* SHORT EXERCISE
Copy out, from the entries below, each line holding the string "South".

* GIVEN DATA
#####
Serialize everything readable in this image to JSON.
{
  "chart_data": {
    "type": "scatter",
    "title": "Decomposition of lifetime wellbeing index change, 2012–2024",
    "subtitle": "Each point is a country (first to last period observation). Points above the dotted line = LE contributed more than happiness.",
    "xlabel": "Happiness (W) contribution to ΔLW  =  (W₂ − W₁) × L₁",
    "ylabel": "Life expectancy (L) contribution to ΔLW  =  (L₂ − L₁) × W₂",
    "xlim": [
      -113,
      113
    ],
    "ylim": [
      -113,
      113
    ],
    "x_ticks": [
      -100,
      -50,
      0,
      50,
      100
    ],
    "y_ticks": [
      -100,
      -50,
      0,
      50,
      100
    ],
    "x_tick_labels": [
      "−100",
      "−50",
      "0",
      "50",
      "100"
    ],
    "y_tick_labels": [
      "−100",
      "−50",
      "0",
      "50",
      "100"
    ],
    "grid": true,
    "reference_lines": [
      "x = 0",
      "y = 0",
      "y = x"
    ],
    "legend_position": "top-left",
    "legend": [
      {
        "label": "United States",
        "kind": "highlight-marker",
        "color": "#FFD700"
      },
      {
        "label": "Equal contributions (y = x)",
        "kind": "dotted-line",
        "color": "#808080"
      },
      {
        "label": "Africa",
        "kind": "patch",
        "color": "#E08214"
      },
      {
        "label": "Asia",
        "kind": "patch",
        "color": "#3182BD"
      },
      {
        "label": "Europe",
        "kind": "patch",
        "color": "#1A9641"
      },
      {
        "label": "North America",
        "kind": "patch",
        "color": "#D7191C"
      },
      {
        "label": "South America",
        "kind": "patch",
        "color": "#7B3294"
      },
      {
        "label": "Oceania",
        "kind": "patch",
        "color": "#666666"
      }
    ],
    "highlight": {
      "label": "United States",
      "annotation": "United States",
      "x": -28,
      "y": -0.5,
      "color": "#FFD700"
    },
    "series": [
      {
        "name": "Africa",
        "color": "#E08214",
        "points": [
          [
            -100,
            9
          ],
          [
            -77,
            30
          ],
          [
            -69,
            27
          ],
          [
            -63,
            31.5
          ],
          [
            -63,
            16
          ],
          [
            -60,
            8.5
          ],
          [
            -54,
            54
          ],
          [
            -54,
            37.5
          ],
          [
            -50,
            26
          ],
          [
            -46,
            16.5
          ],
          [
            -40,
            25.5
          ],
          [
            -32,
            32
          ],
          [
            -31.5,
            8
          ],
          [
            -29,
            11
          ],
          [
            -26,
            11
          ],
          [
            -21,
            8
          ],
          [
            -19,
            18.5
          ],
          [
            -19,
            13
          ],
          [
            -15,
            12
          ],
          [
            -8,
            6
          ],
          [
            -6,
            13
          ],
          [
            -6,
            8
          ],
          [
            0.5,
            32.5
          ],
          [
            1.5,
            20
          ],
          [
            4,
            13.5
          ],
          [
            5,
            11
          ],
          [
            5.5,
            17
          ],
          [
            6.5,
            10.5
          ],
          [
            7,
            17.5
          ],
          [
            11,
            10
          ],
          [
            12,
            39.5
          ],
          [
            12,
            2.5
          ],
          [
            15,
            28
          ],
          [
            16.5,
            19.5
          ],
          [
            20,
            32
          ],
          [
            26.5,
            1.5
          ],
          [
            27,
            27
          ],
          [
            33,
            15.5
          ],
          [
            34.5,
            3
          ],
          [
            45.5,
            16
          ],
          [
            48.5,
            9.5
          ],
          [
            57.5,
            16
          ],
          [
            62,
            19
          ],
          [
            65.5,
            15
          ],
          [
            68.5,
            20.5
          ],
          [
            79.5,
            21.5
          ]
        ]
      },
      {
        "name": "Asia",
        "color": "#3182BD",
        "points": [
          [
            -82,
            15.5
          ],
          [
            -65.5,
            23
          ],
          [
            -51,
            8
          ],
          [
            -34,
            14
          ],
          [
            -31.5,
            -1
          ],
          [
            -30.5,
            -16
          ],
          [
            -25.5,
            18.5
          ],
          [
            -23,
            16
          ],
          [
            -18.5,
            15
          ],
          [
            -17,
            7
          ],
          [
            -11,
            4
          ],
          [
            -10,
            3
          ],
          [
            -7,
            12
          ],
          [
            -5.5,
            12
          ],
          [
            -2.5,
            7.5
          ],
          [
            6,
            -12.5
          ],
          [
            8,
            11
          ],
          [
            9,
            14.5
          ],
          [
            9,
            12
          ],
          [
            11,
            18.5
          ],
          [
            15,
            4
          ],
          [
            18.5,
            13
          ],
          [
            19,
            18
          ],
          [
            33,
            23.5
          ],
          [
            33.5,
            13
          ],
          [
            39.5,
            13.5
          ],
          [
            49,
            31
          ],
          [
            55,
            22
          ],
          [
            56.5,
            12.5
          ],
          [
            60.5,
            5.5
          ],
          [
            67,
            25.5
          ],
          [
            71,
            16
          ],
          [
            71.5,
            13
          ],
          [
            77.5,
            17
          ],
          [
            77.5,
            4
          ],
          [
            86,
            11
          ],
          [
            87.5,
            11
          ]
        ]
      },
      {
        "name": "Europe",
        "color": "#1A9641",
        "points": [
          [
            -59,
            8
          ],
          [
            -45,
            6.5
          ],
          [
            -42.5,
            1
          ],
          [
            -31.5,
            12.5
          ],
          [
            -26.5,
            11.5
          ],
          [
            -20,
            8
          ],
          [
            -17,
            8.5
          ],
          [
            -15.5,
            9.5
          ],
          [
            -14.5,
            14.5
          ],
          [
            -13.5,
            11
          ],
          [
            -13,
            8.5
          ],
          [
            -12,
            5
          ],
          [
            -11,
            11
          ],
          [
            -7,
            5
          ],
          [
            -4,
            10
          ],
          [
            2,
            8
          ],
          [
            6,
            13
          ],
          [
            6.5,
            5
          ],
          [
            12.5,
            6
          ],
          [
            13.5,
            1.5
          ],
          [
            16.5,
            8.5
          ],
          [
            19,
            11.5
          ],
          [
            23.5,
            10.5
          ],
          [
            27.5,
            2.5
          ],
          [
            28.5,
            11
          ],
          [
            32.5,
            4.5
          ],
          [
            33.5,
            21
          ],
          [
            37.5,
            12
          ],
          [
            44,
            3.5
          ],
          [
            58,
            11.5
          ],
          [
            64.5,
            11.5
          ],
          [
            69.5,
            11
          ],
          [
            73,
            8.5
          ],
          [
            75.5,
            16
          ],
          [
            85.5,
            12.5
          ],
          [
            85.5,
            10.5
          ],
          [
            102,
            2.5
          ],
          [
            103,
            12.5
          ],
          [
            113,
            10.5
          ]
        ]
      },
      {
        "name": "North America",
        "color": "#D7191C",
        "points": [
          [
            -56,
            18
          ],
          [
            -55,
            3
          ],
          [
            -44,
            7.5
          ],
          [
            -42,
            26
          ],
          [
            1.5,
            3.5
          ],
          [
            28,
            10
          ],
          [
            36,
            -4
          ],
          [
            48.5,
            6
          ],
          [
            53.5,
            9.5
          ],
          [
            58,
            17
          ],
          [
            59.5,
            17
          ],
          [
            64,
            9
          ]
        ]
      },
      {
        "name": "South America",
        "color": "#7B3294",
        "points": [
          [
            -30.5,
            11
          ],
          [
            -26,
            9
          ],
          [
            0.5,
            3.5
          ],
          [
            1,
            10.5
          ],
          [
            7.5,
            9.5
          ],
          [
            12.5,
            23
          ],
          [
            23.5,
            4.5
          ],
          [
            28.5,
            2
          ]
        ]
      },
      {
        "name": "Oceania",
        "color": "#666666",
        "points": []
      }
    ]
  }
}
#####
* FULL OUTPUT
        "label": "South America",
        "name": "South America",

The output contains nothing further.